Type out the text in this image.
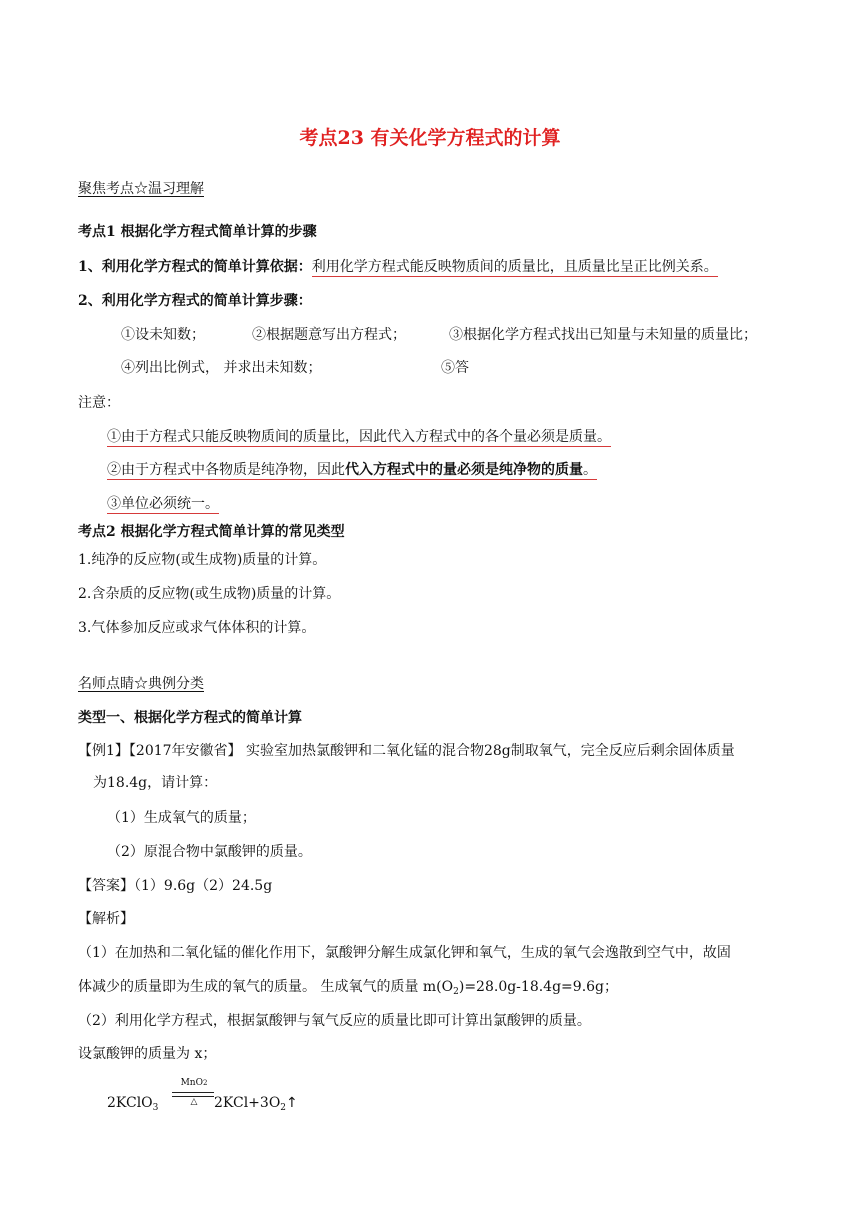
考点23 有关化学方程式的计算
聚焦考点☆温习理解
考点1 根据化学方程式简单计算的步骤
1、利用化学方程式的简单计算依据：利用化学方程式能反映物质间的质量比，且质量比呈正比例关系。
2、利用化学方程式的简单计算步骤：
①设未知数；	②根据题意写出方程式；	③根据化学方程式找出已知量与未知量的质量比；
④列出比例式， 并求出未知数；	⑤答
注意：
①由于方程式只能反映物质间的质量比，因此代入方程式中的各个量必须是质量。
②由于方程式中各物质是纯净物，因此代入方程式中的量必须是纯净物的质量。
③单位必须统一。
考点2 根据化学方程式简单计算的常见类型
1.纯净的反应物(或生成物)质量的计算。
2.含杂质的反应物(或生成物)质量的计算。
3.气体参加反应或求气体体积的计算。
名师点睛☆典例分类
类型一、根据化学方程式的简单计算
【例1】【2017年安徽省】 实验室加热氯酸钾和二氧化锰的混合物28g制取氧气，完全反应后剩余固体质量
为18.4g，请计算：
（1）生成氧气的质量；
（2）原混合物中氯酸钾的质量。
【答案】（1）9.6g（2）24.5g
【解析】
（1）在加热和二氧化锰的催化作用下，氯酸钾分解生成氯化钾和氧气，生成的氧气会逸散到空气中，故固
体减少的质量即为生成的氧气的质量。 生成氧气的质量 $m(O_2)=28.0g-18.4g=9.6g$；
（2）利用化学方程式，根据氯酸钾与氧气反应的质量比即可计算出氯酸钾的质量。
设氯酸钾的质量为 x；
2KClO$_3$
MnO2
△	$2KCl+3O_2↑$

========

WHAT THE TASK REQUIRES:
Write out every entry again word for word, without any of the pictures.

OUTPUT FOR THIS TASK:
Type out the text in this image.
考点23 有关化学方程式的计算
聚焦考点☆温习理解
考点1 根据化学方程式简单计算的步骤
1、利用化学方程式的简单计算依据：利用化学方程式能反映物质间的质量比，且质量比呈正比例关系。
2、利用化学方程式的简单计算步骤：
①设未知数；	②根据题意写出方程式；	③根据化学方程式找出已知量与未知量的质量比；
④列出比例式， 并求出未知数；	⑤答
注意：
①由于方程式只能反映物质间的质量比，因此代入方程式中的各个量必须是质量。
②由于方程式中各物质是纯净物，因此代入方程式中的量必须是纯净物的质量。
③单位必须统一。
考点2 根据化学方程式简单计算的常见类型
1.纯净的反应物(或生成物)质量的计算。
2.含杂质的反应物(或生成物)质量的计算。
3.气体参加反应或求气体体积的计算。
名师点睛☆典例分类
类型一、根据化学方程式的简单计算
【例1】【2017年安徽省】 实验室加热氯酸钾和二氧化锰的混合物28g制取氧气，完全反应后剩余固体质量
为18.4g，请计算：
（1）生成氧气的质量；
（2）原混合物中氯酸钾的质量。
【答案】（1）9.6g（2）24.5g
【解析】
（1）在加热和二氧化锰的催化作用下，氯酸钾分解生成氯化钾和氧气，生成的氧气会逸散到空气中，故固
体减少的质量即为生成的氧气的质量。 生成氧气的质量 $m(O_2)=28.0g-18.4g=9.6g$；
（2）利用化学方程式，根据氯酸钾与氧气反应的质量比即可计算出氯酸钾的质量。
设氯酸钾的质量为 x；
2KClO$_3$
MnO2
△	$2KCl+3O_2↑$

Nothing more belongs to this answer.